■ Task brief:
Gather up the lines that contain "page".

Records from a dataset
------------------------------------

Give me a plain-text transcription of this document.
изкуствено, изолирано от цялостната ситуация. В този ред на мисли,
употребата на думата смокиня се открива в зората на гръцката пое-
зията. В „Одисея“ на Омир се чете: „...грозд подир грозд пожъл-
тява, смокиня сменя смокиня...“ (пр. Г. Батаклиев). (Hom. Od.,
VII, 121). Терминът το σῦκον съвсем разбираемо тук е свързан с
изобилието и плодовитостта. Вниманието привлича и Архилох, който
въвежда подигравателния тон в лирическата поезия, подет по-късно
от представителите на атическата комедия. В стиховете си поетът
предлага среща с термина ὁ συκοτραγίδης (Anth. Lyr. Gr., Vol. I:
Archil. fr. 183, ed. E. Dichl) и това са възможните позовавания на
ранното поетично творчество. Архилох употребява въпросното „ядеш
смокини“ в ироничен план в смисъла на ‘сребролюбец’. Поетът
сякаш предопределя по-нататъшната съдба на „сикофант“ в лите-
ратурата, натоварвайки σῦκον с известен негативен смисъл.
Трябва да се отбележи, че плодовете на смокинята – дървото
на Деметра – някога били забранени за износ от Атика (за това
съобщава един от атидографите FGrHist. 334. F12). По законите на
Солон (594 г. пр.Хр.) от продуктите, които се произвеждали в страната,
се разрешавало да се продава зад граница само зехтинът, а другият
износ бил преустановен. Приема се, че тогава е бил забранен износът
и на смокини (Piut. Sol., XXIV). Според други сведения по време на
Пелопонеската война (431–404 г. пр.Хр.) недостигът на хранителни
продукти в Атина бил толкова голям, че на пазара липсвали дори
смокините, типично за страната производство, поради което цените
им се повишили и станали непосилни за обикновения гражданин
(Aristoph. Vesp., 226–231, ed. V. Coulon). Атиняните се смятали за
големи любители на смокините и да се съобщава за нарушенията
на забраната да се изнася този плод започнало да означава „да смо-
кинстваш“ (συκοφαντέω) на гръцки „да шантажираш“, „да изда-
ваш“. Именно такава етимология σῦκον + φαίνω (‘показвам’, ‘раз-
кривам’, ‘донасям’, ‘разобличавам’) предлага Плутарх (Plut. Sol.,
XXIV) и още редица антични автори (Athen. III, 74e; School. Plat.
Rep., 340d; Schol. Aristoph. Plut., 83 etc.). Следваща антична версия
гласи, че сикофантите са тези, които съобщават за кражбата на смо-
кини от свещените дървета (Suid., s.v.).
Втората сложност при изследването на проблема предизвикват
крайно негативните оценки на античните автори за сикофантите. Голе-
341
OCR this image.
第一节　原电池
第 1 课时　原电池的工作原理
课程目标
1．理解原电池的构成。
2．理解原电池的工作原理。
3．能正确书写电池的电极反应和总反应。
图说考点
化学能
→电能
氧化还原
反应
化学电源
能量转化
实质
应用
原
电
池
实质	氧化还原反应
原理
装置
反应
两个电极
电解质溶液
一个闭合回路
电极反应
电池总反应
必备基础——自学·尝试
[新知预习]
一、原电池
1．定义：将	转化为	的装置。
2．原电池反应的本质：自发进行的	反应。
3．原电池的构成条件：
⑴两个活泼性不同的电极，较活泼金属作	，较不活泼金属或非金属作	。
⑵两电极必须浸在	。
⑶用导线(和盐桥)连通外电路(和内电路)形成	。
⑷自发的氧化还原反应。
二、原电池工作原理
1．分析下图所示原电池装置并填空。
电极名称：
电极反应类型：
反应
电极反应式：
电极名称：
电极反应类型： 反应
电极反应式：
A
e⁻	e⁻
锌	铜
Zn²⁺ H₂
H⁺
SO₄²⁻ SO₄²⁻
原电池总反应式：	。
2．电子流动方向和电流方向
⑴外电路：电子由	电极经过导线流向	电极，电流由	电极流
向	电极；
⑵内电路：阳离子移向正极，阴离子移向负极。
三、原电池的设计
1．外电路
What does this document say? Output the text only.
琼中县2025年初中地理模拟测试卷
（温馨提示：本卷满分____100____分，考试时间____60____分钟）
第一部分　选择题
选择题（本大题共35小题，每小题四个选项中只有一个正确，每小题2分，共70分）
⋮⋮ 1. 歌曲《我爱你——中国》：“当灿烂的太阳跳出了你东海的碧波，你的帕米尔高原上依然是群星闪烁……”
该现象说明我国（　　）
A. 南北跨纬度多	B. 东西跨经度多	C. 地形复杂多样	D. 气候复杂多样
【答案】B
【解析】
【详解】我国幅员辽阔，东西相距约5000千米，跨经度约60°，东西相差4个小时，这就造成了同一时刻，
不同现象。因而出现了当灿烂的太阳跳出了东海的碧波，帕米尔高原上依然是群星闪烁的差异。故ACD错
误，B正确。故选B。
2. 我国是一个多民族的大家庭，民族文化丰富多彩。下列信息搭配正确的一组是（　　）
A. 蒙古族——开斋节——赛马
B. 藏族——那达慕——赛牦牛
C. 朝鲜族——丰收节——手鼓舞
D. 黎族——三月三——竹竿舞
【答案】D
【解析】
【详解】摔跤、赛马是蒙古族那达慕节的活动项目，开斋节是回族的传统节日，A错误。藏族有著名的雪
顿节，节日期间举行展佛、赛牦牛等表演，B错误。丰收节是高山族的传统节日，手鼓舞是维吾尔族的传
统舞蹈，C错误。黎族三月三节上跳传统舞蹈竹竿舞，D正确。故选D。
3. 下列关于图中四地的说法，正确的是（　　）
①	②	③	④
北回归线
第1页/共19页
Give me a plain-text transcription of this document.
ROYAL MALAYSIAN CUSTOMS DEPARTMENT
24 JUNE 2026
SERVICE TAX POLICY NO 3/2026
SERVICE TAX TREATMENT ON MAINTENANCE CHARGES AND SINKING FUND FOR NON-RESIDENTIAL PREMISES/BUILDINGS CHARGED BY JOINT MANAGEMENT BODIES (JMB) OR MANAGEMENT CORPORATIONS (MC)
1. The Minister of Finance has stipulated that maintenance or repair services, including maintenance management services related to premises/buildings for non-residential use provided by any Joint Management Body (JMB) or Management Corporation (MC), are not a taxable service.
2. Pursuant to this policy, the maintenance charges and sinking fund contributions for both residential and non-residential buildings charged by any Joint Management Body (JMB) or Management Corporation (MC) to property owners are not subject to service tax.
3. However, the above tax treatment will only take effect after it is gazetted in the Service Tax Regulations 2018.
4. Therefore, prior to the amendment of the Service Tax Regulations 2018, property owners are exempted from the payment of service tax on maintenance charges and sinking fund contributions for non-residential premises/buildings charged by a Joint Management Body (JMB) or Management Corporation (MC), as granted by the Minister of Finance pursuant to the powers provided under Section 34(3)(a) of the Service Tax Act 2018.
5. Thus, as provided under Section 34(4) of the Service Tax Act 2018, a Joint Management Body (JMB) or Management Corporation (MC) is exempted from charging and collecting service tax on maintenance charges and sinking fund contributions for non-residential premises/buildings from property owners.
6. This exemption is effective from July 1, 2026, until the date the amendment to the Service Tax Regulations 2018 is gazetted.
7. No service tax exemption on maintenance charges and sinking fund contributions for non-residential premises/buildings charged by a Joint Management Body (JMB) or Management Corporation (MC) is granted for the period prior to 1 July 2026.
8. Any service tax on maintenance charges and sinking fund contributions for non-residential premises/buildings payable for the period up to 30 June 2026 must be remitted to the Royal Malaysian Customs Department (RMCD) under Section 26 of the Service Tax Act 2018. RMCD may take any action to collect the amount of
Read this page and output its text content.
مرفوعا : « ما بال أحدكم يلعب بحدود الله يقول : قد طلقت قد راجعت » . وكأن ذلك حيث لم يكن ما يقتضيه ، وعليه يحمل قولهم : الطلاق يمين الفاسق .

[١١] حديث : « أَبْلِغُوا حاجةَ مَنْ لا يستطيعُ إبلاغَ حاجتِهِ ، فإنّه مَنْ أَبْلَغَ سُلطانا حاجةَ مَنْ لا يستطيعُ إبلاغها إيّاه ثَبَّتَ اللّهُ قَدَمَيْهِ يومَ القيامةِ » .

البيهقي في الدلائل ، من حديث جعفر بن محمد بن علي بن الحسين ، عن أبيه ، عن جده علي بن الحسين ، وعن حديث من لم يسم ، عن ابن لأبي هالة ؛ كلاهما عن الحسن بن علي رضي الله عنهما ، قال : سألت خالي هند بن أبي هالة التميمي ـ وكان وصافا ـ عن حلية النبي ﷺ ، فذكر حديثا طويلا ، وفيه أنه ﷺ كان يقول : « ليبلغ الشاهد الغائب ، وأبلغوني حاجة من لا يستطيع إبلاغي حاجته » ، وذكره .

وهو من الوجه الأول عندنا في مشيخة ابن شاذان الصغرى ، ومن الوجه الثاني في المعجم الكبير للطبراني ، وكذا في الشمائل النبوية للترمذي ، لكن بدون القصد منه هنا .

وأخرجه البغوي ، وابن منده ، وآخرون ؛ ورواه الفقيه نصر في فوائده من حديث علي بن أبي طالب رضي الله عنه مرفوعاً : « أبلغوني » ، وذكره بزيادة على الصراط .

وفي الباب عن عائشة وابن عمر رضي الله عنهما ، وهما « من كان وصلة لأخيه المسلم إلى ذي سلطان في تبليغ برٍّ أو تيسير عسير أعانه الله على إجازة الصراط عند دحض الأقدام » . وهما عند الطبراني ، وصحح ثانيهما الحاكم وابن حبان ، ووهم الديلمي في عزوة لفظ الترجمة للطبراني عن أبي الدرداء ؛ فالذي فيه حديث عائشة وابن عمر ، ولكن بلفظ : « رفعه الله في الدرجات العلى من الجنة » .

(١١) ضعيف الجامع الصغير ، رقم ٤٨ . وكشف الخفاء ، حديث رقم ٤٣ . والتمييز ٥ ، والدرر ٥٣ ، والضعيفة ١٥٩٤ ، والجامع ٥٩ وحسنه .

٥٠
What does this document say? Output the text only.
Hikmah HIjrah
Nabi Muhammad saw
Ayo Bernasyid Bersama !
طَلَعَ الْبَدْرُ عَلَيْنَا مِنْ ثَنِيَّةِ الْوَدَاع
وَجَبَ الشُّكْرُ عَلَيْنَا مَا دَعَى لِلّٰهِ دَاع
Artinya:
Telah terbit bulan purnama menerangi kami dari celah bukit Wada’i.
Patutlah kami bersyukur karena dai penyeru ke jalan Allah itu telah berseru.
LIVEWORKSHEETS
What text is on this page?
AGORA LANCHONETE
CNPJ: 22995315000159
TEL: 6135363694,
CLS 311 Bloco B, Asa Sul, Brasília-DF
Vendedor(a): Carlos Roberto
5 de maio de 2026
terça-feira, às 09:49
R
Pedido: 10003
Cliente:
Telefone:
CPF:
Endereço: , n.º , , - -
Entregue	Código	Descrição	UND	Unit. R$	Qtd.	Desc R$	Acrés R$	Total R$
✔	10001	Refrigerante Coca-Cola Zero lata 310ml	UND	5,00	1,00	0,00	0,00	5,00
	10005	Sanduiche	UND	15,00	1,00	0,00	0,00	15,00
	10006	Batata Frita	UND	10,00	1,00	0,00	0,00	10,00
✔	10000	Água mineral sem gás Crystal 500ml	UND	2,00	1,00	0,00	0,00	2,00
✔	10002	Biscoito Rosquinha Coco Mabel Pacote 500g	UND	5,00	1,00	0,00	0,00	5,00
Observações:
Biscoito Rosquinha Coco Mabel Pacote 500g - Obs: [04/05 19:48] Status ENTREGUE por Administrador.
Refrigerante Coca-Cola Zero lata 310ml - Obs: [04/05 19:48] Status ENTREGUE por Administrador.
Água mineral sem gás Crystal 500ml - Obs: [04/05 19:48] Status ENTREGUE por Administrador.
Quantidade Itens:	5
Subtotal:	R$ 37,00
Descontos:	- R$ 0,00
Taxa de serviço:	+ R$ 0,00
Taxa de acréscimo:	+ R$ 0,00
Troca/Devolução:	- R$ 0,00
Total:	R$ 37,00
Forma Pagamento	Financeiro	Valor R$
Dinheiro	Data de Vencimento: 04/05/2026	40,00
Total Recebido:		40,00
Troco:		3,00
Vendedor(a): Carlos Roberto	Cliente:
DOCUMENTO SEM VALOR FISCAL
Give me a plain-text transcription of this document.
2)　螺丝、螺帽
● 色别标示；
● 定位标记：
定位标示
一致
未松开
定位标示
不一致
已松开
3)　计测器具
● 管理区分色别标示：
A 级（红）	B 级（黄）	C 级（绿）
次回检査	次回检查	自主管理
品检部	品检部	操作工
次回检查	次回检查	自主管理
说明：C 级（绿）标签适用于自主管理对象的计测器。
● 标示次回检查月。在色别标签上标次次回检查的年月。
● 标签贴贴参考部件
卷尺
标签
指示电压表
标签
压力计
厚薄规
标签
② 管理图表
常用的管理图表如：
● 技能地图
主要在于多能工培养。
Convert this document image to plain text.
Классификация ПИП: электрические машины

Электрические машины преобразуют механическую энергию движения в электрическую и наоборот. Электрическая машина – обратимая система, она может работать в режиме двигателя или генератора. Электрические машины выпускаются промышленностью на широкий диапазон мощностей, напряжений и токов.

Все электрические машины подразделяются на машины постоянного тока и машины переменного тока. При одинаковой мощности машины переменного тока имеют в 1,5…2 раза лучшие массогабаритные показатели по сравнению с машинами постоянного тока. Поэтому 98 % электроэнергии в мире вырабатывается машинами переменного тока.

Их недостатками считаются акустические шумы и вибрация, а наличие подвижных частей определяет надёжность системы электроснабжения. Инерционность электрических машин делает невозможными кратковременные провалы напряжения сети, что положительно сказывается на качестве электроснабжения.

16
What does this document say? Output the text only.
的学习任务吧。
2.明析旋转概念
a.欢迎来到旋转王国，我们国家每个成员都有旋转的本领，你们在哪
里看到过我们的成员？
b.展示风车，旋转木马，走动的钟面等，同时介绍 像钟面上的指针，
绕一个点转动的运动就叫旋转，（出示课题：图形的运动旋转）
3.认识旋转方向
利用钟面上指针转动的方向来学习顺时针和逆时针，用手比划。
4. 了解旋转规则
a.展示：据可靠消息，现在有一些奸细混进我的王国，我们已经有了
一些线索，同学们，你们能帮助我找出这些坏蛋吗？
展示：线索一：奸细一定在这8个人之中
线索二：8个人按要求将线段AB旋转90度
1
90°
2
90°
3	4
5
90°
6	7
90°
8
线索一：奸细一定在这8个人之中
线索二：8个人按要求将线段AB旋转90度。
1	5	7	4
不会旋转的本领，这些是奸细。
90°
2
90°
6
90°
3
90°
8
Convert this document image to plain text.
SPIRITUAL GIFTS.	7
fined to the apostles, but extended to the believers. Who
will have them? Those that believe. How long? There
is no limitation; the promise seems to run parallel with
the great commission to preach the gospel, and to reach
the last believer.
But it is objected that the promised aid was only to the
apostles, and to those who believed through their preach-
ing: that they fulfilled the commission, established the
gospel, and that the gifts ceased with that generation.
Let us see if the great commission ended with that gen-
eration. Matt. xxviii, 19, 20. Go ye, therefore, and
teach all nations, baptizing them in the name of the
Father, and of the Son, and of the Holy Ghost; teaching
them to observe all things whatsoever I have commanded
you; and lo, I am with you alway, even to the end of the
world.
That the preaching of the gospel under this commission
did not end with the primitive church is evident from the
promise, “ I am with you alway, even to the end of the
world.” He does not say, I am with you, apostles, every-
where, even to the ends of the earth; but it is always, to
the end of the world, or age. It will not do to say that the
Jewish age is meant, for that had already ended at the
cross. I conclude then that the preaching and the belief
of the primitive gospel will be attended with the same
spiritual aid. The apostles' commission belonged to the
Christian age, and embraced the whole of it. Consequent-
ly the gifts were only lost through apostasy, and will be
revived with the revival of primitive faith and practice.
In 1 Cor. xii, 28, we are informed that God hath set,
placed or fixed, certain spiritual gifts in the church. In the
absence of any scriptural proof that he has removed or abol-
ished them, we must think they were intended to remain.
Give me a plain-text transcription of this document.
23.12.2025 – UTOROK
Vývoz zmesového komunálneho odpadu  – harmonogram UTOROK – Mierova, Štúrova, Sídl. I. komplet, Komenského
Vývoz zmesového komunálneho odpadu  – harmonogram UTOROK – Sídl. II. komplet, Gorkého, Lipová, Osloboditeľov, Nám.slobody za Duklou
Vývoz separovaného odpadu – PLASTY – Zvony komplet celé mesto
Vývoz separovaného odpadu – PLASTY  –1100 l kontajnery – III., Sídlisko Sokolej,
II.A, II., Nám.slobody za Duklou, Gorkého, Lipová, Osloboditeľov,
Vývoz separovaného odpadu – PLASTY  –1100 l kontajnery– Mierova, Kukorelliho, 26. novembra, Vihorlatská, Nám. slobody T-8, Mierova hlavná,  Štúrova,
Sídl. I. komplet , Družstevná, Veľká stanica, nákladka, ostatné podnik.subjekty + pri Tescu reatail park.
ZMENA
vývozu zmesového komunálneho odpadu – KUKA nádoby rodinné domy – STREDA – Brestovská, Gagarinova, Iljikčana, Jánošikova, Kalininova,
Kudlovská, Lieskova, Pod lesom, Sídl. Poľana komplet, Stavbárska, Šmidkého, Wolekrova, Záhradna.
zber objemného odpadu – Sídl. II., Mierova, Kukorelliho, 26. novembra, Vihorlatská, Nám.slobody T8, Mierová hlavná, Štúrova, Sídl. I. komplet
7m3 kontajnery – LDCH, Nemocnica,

------------------------------------

■ The completed task:
Read this page and output its text content.
What text is on this page?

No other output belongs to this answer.